**Records provided:**
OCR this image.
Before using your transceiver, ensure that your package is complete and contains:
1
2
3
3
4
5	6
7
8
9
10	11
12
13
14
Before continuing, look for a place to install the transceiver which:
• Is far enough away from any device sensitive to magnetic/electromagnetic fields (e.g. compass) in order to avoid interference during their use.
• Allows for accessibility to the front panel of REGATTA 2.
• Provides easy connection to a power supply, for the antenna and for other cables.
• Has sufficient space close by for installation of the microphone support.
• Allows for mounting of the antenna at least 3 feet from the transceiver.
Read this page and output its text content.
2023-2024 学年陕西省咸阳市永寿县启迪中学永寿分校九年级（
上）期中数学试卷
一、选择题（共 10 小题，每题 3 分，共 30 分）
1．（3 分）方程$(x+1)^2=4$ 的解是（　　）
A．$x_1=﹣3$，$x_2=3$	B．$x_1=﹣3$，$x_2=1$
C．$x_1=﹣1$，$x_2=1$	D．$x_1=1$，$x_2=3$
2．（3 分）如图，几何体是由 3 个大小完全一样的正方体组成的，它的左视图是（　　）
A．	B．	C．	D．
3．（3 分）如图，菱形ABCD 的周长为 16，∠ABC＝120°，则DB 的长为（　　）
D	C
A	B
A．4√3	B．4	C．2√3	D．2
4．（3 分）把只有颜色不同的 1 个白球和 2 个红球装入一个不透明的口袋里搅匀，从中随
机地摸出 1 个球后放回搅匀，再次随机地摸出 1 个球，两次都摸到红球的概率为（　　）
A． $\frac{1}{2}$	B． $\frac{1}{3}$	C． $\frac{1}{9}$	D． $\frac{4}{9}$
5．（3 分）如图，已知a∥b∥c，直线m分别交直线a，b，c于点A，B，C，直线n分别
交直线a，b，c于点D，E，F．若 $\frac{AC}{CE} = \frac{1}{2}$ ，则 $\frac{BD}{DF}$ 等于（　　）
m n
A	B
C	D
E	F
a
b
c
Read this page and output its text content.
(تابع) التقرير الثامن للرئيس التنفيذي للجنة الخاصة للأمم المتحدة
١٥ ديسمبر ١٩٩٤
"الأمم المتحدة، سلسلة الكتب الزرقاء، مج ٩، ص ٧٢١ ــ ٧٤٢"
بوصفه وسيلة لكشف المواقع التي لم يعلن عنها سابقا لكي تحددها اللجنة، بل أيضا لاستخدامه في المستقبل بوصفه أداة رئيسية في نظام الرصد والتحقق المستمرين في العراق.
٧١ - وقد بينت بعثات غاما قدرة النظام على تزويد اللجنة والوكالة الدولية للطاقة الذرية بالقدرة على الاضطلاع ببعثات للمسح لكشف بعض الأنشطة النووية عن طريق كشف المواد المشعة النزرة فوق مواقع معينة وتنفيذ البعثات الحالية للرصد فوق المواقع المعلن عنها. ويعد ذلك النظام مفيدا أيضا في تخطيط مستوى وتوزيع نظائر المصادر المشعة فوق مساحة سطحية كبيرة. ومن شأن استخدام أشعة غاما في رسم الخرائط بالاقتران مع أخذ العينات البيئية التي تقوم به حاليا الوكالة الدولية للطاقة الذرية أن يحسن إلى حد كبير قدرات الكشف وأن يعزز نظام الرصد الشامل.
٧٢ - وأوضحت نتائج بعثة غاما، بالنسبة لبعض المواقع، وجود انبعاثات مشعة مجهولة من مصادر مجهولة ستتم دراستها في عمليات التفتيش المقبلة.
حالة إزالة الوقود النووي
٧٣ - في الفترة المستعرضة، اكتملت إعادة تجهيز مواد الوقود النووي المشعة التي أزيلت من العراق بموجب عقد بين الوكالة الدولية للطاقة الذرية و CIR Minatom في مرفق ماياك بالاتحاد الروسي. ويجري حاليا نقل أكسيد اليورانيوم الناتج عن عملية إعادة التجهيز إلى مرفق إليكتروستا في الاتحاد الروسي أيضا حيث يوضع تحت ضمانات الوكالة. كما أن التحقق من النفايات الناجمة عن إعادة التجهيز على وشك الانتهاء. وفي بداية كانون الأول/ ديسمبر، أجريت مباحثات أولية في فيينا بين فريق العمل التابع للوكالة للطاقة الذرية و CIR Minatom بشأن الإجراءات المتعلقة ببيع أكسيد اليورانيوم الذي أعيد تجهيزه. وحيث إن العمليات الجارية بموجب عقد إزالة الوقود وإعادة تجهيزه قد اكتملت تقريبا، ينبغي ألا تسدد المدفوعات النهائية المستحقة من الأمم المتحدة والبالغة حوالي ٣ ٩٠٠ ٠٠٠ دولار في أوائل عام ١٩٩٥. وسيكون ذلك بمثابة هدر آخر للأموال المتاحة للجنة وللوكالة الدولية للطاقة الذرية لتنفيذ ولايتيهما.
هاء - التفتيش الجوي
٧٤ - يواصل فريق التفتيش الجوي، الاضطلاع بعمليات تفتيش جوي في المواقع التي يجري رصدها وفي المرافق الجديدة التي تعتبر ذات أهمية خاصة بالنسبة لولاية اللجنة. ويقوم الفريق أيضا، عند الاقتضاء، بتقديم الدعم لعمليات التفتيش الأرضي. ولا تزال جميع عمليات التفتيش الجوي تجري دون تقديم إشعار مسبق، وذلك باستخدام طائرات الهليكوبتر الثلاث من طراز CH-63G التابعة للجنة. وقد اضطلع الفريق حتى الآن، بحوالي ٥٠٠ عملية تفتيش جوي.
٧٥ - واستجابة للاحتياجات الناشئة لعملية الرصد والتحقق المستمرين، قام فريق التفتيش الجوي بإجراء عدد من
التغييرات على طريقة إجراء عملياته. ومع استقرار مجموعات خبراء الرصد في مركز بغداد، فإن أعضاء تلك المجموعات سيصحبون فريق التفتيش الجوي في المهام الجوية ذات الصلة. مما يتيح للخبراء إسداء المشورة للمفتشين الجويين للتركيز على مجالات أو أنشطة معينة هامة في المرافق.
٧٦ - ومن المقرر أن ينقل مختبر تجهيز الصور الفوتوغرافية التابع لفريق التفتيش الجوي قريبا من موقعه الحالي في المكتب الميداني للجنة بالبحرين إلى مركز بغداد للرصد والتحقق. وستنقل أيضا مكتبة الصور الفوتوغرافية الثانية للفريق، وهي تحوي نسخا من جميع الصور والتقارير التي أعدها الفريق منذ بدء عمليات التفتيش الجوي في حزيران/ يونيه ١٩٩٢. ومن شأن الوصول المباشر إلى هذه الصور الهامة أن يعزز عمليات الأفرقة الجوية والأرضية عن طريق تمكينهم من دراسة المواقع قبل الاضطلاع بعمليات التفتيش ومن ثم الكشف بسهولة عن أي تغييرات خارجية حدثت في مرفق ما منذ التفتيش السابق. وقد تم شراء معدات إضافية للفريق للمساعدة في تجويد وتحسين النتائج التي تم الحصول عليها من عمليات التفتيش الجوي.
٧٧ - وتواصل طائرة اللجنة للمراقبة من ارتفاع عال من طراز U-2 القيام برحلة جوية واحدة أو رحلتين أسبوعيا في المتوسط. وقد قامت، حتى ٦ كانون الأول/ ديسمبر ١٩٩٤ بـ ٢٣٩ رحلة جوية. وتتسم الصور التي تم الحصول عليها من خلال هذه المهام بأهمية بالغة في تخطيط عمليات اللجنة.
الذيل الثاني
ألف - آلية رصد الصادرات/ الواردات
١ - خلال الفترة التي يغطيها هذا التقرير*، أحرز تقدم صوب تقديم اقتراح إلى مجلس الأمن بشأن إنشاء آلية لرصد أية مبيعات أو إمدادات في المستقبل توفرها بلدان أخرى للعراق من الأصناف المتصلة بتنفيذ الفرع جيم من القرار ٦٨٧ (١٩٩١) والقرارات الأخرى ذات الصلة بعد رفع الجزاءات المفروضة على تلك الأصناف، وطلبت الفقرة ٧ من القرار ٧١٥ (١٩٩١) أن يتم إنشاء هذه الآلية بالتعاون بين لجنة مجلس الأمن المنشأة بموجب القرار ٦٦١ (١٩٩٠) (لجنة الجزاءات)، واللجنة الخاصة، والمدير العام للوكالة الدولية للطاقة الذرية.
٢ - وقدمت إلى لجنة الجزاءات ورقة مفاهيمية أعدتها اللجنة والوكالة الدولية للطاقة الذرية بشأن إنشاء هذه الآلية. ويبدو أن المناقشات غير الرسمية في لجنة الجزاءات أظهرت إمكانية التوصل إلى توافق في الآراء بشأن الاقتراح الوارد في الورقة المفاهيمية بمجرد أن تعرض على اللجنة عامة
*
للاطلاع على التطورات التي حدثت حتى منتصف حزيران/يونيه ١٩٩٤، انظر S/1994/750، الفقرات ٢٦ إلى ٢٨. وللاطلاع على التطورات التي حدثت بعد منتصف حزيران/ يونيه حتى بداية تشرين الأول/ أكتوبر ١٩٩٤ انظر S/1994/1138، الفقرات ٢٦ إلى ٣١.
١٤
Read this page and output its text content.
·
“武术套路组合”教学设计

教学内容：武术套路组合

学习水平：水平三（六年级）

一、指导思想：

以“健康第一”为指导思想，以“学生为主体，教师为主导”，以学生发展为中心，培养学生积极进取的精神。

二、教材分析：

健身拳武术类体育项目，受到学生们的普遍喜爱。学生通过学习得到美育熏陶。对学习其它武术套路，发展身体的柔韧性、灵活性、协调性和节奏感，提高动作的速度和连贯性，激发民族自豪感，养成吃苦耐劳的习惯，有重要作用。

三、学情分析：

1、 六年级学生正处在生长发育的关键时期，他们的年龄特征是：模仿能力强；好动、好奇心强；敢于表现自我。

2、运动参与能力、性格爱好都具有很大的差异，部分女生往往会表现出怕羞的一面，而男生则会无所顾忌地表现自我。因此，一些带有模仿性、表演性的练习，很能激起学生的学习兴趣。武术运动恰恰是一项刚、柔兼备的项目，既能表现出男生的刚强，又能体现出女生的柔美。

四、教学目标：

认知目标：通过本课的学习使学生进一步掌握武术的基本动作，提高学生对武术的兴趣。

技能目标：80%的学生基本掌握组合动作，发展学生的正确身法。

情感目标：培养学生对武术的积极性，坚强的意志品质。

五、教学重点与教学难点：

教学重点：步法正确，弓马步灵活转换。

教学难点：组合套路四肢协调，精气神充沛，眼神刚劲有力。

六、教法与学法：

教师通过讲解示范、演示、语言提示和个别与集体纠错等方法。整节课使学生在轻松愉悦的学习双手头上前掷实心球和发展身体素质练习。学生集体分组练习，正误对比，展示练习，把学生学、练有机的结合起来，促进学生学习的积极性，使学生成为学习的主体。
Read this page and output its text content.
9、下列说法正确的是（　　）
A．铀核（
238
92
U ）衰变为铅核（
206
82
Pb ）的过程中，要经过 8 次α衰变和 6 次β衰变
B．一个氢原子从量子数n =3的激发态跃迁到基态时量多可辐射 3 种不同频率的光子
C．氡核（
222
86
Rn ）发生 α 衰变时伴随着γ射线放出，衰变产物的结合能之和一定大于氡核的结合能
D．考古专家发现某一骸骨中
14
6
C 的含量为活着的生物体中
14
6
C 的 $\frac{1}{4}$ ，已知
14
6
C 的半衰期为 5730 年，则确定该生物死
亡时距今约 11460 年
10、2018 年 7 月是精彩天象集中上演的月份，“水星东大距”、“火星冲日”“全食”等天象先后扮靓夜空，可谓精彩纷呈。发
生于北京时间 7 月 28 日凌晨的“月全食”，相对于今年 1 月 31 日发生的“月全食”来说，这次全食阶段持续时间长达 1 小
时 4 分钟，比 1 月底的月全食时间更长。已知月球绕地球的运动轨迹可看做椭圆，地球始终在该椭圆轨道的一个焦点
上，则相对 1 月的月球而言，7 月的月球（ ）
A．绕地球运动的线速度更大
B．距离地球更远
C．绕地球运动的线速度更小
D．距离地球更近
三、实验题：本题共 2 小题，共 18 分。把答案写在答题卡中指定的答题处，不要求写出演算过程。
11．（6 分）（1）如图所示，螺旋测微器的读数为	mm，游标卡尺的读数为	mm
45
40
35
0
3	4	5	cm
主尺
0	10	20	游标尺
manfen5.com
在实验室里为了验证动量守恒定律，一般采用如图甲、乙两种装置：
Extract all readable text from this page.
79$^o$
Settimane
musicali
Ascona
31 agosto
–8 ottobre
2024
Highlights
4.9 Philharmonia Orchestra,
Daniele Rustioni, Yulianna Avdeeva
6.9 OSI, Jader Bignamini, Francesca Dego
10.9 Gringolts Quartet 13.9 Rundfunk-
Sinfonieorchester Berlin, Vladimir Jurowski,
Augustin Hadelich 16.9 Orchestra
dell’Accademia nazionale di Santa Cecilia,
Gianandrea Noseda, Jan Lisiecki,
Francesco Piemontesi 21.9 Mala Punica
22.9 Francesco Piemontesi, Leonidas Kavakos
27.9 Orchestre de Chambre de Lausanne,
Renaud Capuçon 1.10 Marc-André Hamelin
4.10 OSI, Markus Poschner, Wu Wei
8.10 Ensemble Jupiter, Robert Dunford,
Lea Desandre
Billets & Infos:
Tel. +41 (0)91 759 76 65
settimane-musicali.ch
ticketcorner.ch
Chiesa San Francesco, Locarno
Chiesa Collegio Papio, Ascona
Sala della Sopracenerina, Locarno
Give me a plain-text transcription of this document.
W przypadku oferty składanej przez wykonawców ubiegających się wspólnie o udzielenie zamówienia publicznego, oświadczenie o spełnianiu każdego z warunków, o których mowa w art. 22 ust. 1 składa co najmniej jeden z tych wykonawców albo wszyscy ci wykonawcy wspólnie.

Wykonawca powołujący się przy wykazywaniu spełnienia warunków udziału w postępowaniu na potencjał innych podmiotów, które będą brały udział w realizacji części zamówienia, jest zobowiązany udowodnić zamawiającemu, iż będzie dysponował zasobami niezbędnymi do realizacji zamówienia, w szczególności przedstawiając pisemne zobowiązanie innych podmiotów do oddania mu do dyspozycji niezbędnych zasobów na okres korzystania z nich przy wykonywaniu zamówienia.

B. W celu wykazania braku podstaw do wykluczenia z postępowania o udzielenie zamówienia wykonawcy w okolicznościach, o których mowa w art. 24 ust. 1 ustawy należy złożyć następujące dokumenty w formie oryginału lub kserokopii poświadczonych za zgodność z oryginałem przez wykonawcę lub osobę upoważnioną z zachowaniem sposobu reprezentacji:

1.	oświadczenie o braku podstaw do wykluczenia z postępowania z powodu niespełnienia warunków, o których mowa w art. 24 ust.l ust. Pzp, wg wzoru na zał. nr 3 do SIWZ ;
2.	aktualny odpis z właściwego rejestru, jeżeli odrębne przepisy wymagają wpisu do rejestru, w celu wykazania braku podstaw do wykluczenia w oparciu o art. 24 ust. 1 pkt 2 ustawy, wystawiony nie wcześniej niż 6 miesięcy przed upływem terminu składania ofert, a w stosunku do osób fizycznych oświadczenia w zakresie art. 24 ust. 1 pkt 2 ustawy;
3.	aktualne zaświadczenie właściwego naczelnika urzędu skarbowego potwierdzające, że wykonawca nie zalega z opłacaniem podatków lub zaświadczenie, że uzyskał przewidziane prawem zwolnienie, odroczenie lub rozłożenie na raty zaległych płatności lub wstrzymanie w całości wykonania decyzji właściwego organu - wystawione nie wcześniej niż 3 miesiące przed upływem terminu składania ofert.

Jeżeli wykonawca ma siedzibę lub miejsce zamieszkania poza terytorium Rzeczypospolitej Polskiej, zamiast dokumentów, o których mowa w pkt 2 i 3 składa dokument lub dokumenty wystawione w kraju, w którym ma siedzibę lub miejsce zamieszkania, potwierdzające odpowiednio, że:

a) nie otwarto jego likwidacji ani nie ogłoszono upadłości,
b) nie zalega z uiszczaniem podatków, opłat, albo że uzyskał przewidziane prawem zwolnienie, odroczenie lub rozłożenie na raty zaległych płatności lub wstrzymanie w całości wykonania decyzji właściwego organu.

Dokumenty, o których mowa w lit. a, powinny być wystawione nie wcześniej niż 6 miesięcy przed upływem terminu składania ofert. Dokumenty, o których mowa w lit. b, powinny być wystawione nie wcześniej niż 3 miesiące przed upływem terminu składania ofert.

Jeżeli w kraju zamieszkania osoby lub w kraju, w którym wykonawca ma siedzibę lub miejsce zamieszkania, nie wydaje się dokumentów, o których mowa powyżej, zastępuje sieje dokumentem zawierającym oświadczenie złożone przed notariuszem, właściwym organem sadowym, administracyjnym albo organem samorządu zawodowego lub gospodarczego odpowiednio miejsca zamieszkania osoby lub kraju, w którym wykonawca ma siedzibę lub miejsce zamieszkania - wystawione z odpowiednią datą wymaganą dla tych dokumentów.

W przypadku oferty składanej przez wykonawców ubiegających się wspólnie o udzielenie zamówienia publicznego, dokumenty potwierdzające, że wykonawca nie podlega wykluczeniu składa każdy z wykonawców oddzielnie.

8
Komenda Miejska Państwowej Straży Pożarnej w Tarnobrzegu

**Task to carry out:** All lines above containing the string "الجوية" are to be collected.

**Problem solution:**
التغييرات على طريقة إجراء عملياته. ومع استقرار مجموعات خبراء الرصد في مركز بغداد، فإن أعضاء تلك المجموعات سيصحبون فريق التفتيش الجوي في المهام الجوية ذات الصلة. مما يتيح للخبراء إسداء المشورة للمفتشين الجويين للتركيز على مجالات أو أنشطة معينة هامة في المرافق.
٧٦ - ومن المقرر أن ينقل مختبر تجهيز الصور الفوتوغرافية التابع لفريق التفتيش الجوي قريبا من موقعه الحالي في المكتب الميداني للجنة بالبحرين إلى مركز بغداد للرصد والتحقق. وستنقل أيضا مكتبة الصور الفوتوغرافية الثانية للفريق، وهي تحوي نسخا من جميع الصور والتقارير التي أعدها الفريق منذ بدء عمليات التفتيش الجوي في حزيران/ يونيه ١٩٩٢. ومن شأن الوصول المباشر إلى هذه الصور الهامة أن يعزز عمليات الأفرقة الجوية والأرضية عن طريق تمكينهم من دراسة المواقع قبل الاضطلاع بعمليات التفتيش ومن ثم الكشف بسهولة عن أي تغييرات خارجية حدثت في مرفق ما منذ التفتيش السابق. وقد تم شراء معدات إضافية للفريق للمساعدة في تجويد وتحسين النتائج التي تم الحصول عليها من عمليات التفتيش الجوي.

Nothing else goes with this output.